**PROBLEM**
Reproduce the listing below exactly. Pictures do not belong in the copy.

**Items from a data source**
..............................
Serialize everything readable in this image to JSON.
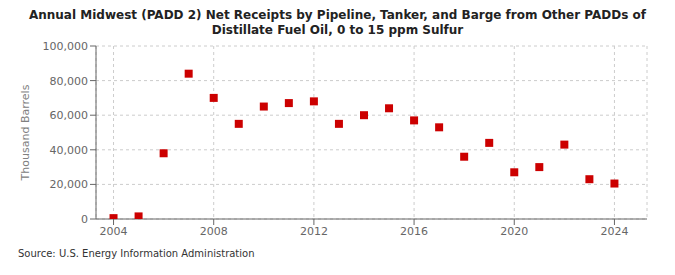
{
  "chart_data": {
    "type": "scatter",
    "title": "Annual Midwest (PADD 2) Net Receipts by Pipeline, Tanker, and Barge from Other PADDs of\nDistillate Fuel Oil, 0 to 15 ppm Sulfur",
    "ylabel": "Thousand Barrels",
    "annotations": [
      "Source: U.S. Energy Information Administration"
    ],
    "x": [
      2004,
      2005,
      2006,
      2007,
      2008,
      2009,
      2010,
      2011,
      2012,
      2013,
      2014,
      2015,
      2016,
      2017,
      2018,
      2019,
      2020,
      2021,
      2022,
      2023,
      2024
    ],
    "values": [
      500,
      1500,
      38000,
      84000,
      70000,
      55000,
      65000,
      67000,
      68000,
      55000,
      60000,
      64000,
      57000,
      53000,
      36000,
      44000,
      27000,
      30000,
      43000,
      23000,
      20500
    ],
    "color": "#CC0000",
    "marker": "square",
    "xlim": [
      2003.3,
      2025.3
    ],
    "ylim": [
      0,
      100000
    ],
    "xticks": [
      2004,
      2008,
      2012,
      2016,
      2020,
      2024
    ],
    "yticks": [
      0,
      {
        "value": 20000,
        "label": "20,000"
      },
      {
        "value": 40000,
        "label": "40,000"
      },
      {
        "value": 60000,
        "label": "60,000"
      },
      {
        "value": 80000,
        "label": "80,000"
      },
      {
        "value": 100000,
        "label": "100,000"
      }
    ],
    "grid": true
  }
}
..............................
**RESULT**
Serialize everything readable in this image to JSON.
{
  "chart_data": {
    "type": "scatter",
    "title": "Annual Midwest (PADD 2) Net Receipts by Pipeline, Tanker, and Barge from Other PADDs of\nDistillate Fuel Oil, 0 to 15 ppm Sulfur",
    "ylabel": "Thousand Barrels",
    "annotations": [
      "Source: U.S. Energy Information Administration"
    ],
    "x": [
      2004,
      2005,
      2006,
      2007,
      2008,
      2009,
      2010,
      2011,
      2012,
      2013,
      2014,
      2015,
      2016,
      2017,
      2018,
      2019,
      2020,
      2021,
      2022,
      2023,
      2024
    ],
    "values": [
      500,
      1500,
      38000,
      84000,
      70000,
      55000,
      65000,
      67000,
      68000,
      55000,
      60000,
      64000,
      57000,
      53000,
      36000,
      44000,
      27000,
      30000,
      43000,
      23000,
      20500
    ],
    "color": "#CC0000",
    "marker": "square",
    "xlim": [
      2003.3,
      2025.3
    ],
    "ylim": [
      0,
      100000
    ],
    "xticks": [
      2004,
      2008,
      2012,
      2016,
      2020,
      2024
    ],
    "yticks": [
      0,
      {
        "value": 20000,
        "label": "20,000"
      },
      {
        "value": 40000,
        "label": "40,000"
      },
      {
        "value": 60000,
        "label": "60,000"
      },
      {
        "value": 80000,
        "label": "80,000"
      },
      {
        "value": 100000,
        "label": "100,000"
      }
    ],
    "grid": true
  }
}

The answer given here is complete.